_WHAT THE TASK ASKS:_ Do not copy the pictures; transcribe all other material exactly.

□ □ □

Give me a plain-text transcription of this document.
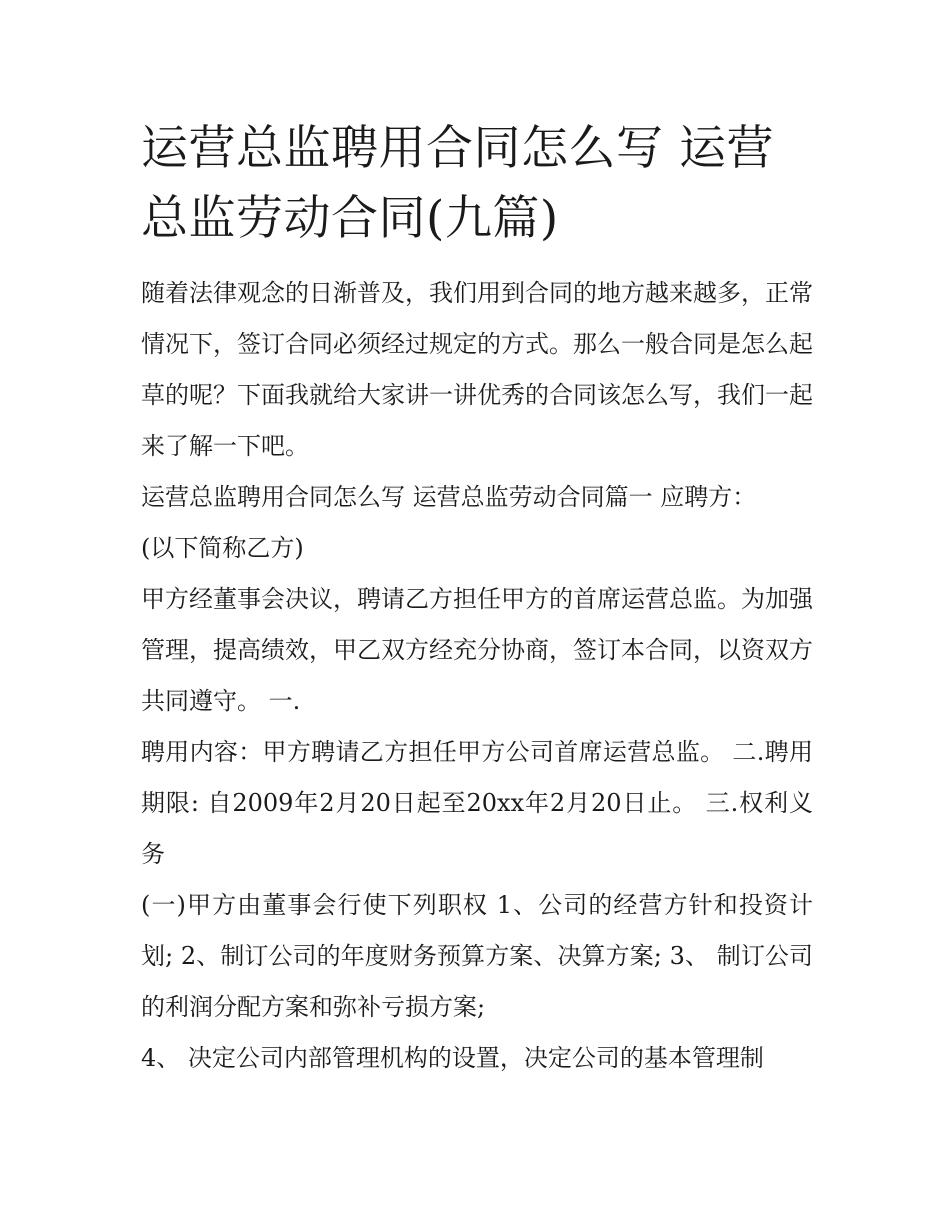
运营总监聘用合同怎么写 运营总监劳动合同(九篇)

随着法律观念的日渐普及，我们用到合同的地方越来越多，正常情况下，签订合同必须经过规定的方式。那么一般合同是怎么起草的呢？下面我就给大家讲一讲优秀的合同该怎么写，我们一起来了解一下吧。

运营总监聘用合同怎么写 运营总监劳动合同篇一 应聘方：

(以下简称乙方)

甲方经董事会决议，聘请乙方担任甲方的首席运营总监。为加强管理，提高绩效，甲乙双方经充分协商，签订本合同，以资双方共同遵守。 一.

聘用内容：甲方聘请乙方担任甲方公司首席运营总监。 二.聘用期限: 自2009年2月20日起至20xx年2月20日止。 三.权利义务

(一)甲方由董事会行使下列职权 1、公司的经营方针和投资计划; 2、制订公司的年度财务预算方案、决算方案; 3、 制订公司的利润分配方案和弥补亏损方案;

4、 决定公司内部管理机构的设置，决定公司的基本管理制
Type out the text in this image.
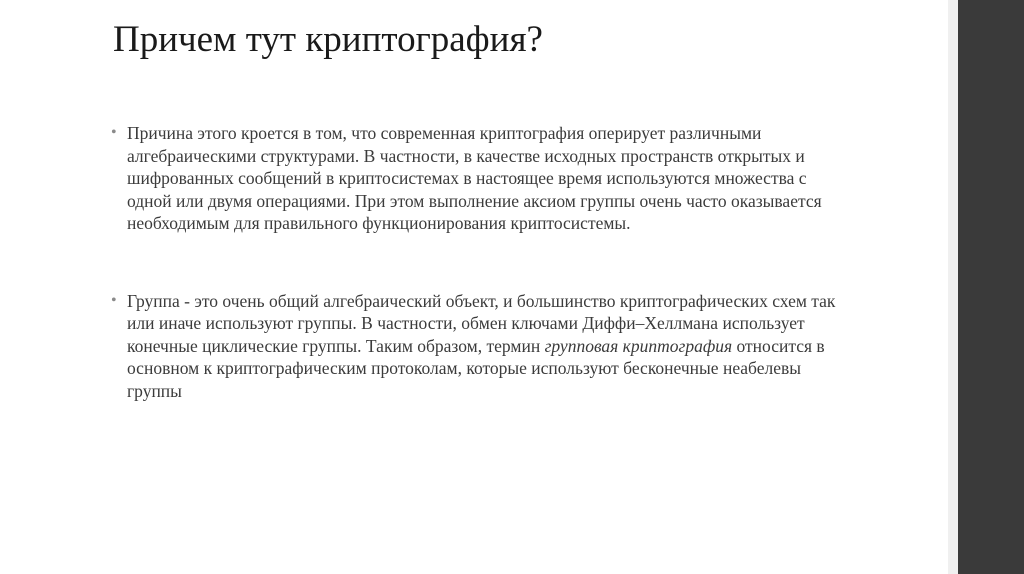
Причем тут криптография?
• Причина этого кроется в том, что современная криптография оперирует различными алгебраическими структурами. В частности, в качестве исходных пространств открытых и шифрованных сообщений в криптосистемах в настоящее время используются множества с одной или двумя операциями. При этом выполнение аксиом группы очень часто оказывается необходимым для правильного функционирования криптосистемы.
• Группа - это очень общий алгебраический объект, и большинство криптографических схем так или иначе используют группы. В частности, обмен ключами Диффи–Хеллмана использует конечные циклические группы. Таким образом, термин групповая криптография относится в основном к криптографическим протоколам, которые используют бесконечные неабелевы группы
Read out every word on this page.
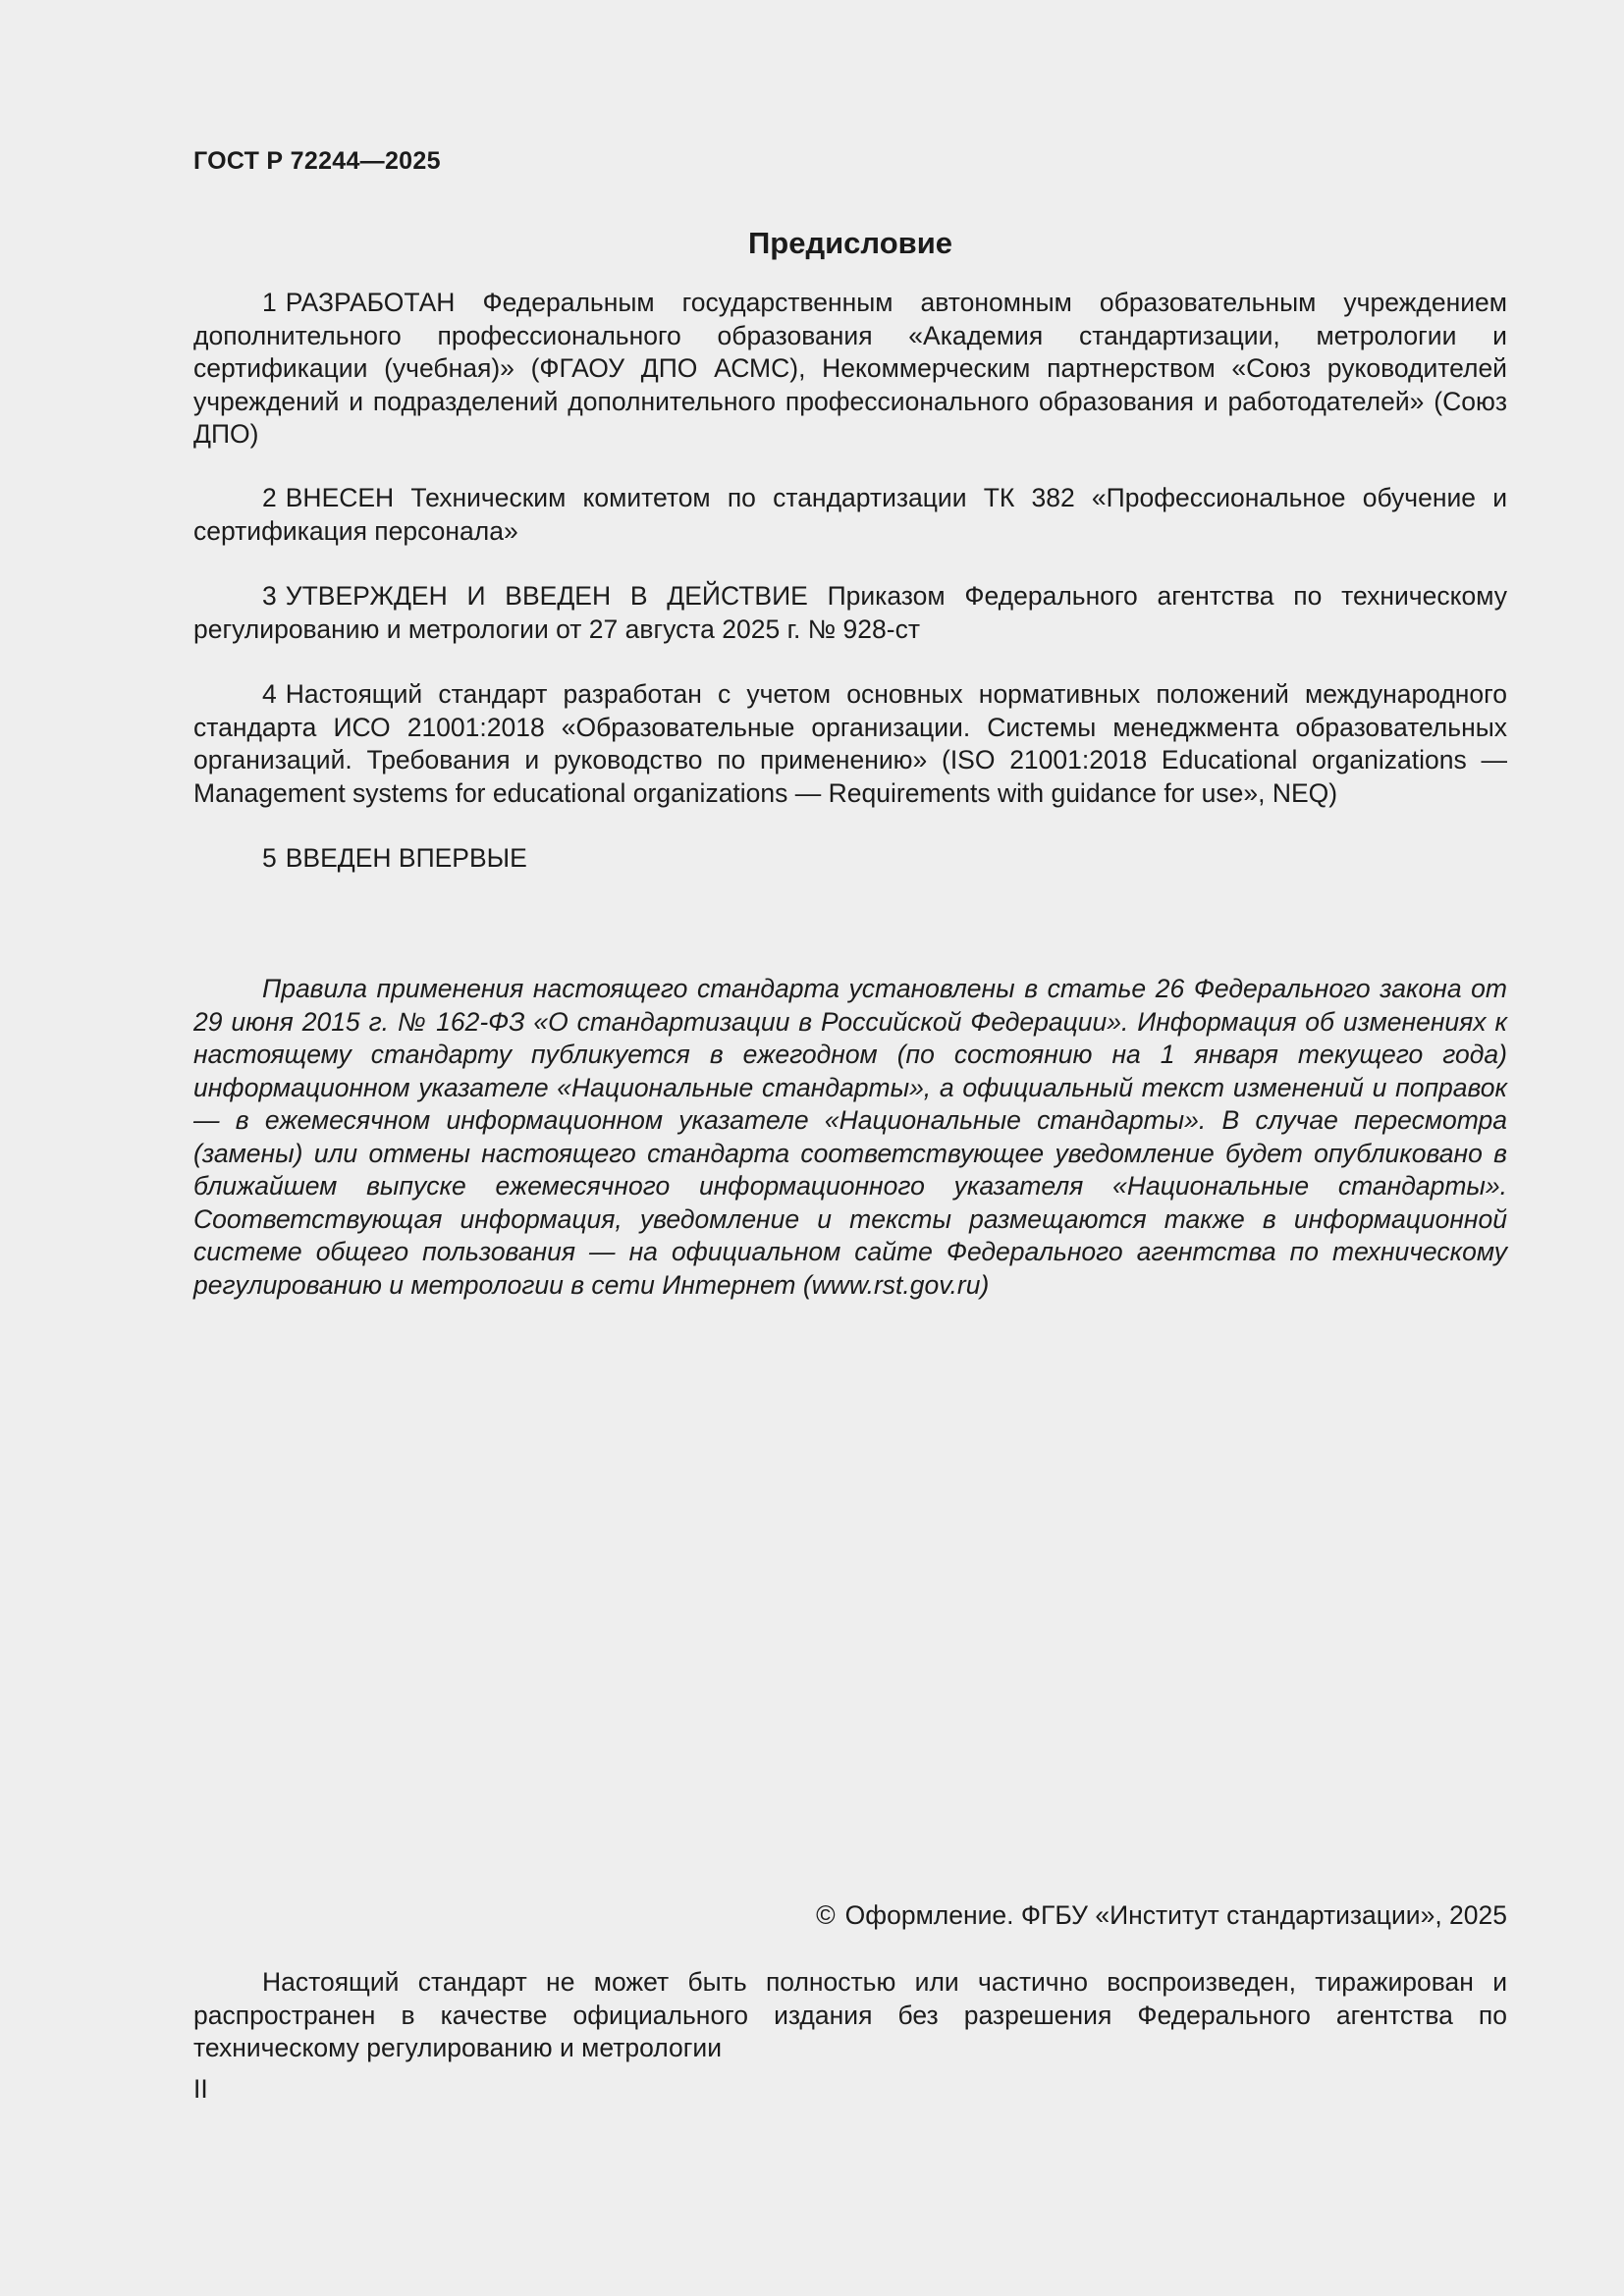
ГОСТ Р 72244—2025
Предисловие

1 РАЗРАБОТАН Федеральным государственным автономным образовательным учреждением дополнительного профессионального образования «Академия стандартизации, метрологии и сертификации (учебная)» (ФГАОУ ДПО АСМС), Некоммерческим партнерством «Союз руководителей учреждений и подразделений дополнительного профессионального образования и работодателей» (Союз ДПО)

2 ВНЕСЕН Техническим комитетом по стандартизации ТК 382 «Профессиональное обучение и сертификация персонала»

3 УТВЕРЖДЕН И ВВЕДЕН В ДЕЙСТВИЕ Приказом Федерального агентства по техническому регулированию и метрологии от 27 августа 2025 г. № 928-ст

4 Настоящий стандарт разработан с учетом основных нормативных положений международного стандарта ИСО 21001:2018 «Образовательные организации. Системы менеджмента образовательных организаций. Требования и руководство по применению» (ISO 21001:2018 Educational organizations — Management systems for educational organizations — Requirements with guidance for use», NEQ)

5 ВВЕДЕН ВПЕРВЫЕ

Правила применения настоящего стандарта установлены в статье 26 Федерального закона от 29 июня 2015 г. № 162-ФЗ «О стандартизации в Российской Федерации». Информация об изменениях к настоящему стандарту публикуется в ежегодном (по состоянию на 1 января текущего года) информационном указателе «Национальные стандарты», а официальный текст изменений и поправок — в ежемесячном информационном указателе «Национальные стандарты». В случае пересмотра (замены) или отмены настоящего стандарта соответствующее уведомление будет опубликовано в ближайшем выпуске ежемесячного информационного указателя «Национальные стандарты». Соответствующая информация, уведомление и тексты размещаются также в информационной системе общего пользования — на официальном сайте Федерального агентства по техническому регулированию и метрологии в сети Интернет (www.rst.gov.ru)

© Оформление. ФГБУ «Институт стандартизации», 2025

Настоящий стандарт не может быть полностью или частично воспроизведен, тиражирован и распространен в качестве официального издания без разрешения Федерального агентства по техническому регулированию и метрологии

II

□ □ □

_ANSWER TO THIS TASK:_
Give me a plain-text transcription of this document.
运营总监聘用合同怎么写 运营总监劳动合同(九篇)

随着法律观念的日渐普及，我们用到合同的地方越来越多，正常情况下，签订合同必须经过规定的方式。那么一般合同是怎么起草的呢？下面我就给大家讲一讲优秀的合同该怎么写，我们一起来了解一下吧。

运营总监聘用合同怎么写 运营总监劳动合同篇一 应聘方：

(以下简称乙方)

甲方经董事会决议，聘请乙方担任甲方的首席运营总监。为加强管理，提高绩效，甲乙双方经充分协商，签订本合同，以资双方共同遵守。 一.

聘用内容：甲方聘请乙方担任甲方公司首席运营总监。 二.聘用期限: 自2009年2月20日起至20xx年2月20日止。 三.权利义务

(一)甲方由董事会行使下列职权 1、公司的经营方针和投资计划; 2、制订公司的年度财务预算方案、决算方案; 3、 制订公司的利润分配方案和弥补亏损方案;

4、 决定公司内部管理机构的设置，决定公司的基本管理制
Type out the text in this image.
Причем тут криптография?
• Причина этого кроется в том, что современная криптография оперирует различными алгебраическими структурами. В частности, в качестве исходных пространств открытых и шифрованных сообщений в криптосистемах в настоящее время используются множества с одной или двумя операциями. При этом выполнение аксиом группы очень часто оказывается необходимым для правильного функционирования криптосистемы.
• Группа - это очень общий алгебраический объект, и большинство криптографических схем так или иначе используют группы. В частности, обмен ключами Диффи–Хеллмана использует конечные циклические группы. Таким образом, термин групповая криптография относится в основном к криптографическим протоколам, которые используют бесконечные неабелевы группы
Read out every word on this page.
ГОСТ Р 72244—2025
Предисловие

1 РАЗРАБОТАН Федеральным государственным автономным образовательным учреждением дополнительного профессионального образования «Академия стандартизации, метрологии и сертификации (учебная)» (ФГАОУ ДПО АСМС), Некоммерческим партнерством «Союз руководителей учреждений и подразделений дополнительного профессионального образования и работодателей» (Союз ДПО)

2 ВНЕСЕН Техническим комитетом по стандартизации ТК 382 «Профессиональное обучение и сертификация персонала»

3 УТВЕРЖДЕН И ВВЕДЕН В ДЕЙСТВИЕ Приказом Федерального агентства по техническому регулированию и метрологии от 27 августа 2025 г. № 928-ст

4 Настоящий стандарт разработан с учетом основных нормативных положений международного стандарта ИСО 21001:2018 «Образовательные организации. Системы менеджмента образовательных организаций. Требования и руководство по применению» (ISO 21001:2018 Educational organizations — Management systems for educational organizations — Requirements with guidance for use», NEQ)

5 ВВЕДЕН ВПЕРВЫЕ

Правила применения настоящего стандарта установлены в статье 26 Федерального закона от 29 июня 2015 г. № 162-ФЗ «О стандартизации в Российской Федерации». Информация об изменениях к настоящему стандарту публикуется в ежегодном (по состоянию на 1 января текущего года) информационном указателе «Национальные стандарты», а официальный текст изменений и поправок — в ежемесячном информационном указателе «Национальные стандарты». В случае пересмотра (замены) или отмены настоящего стандарта соответствующее уведомление будет опубликовано в ближайшем выпуске ежемесячного информационного указателя «Национальные стандарты». Соответствующая информация, уведомление и тексты размещаются также в информационной системе общего пользования — на официальном сайте Федерального агентства по техническому регулированию и метрологии в сети Интернет (www.rst.gov.ru)

© Оформление. ФГБУ «Институт стандартизации», 2025

Настоящий стандарт не может быть полностью или частично воспроизведен, тиражирован и распространен в качестве официального издания без разрешения Федерального агентства по техническому регулированию и метрологии

II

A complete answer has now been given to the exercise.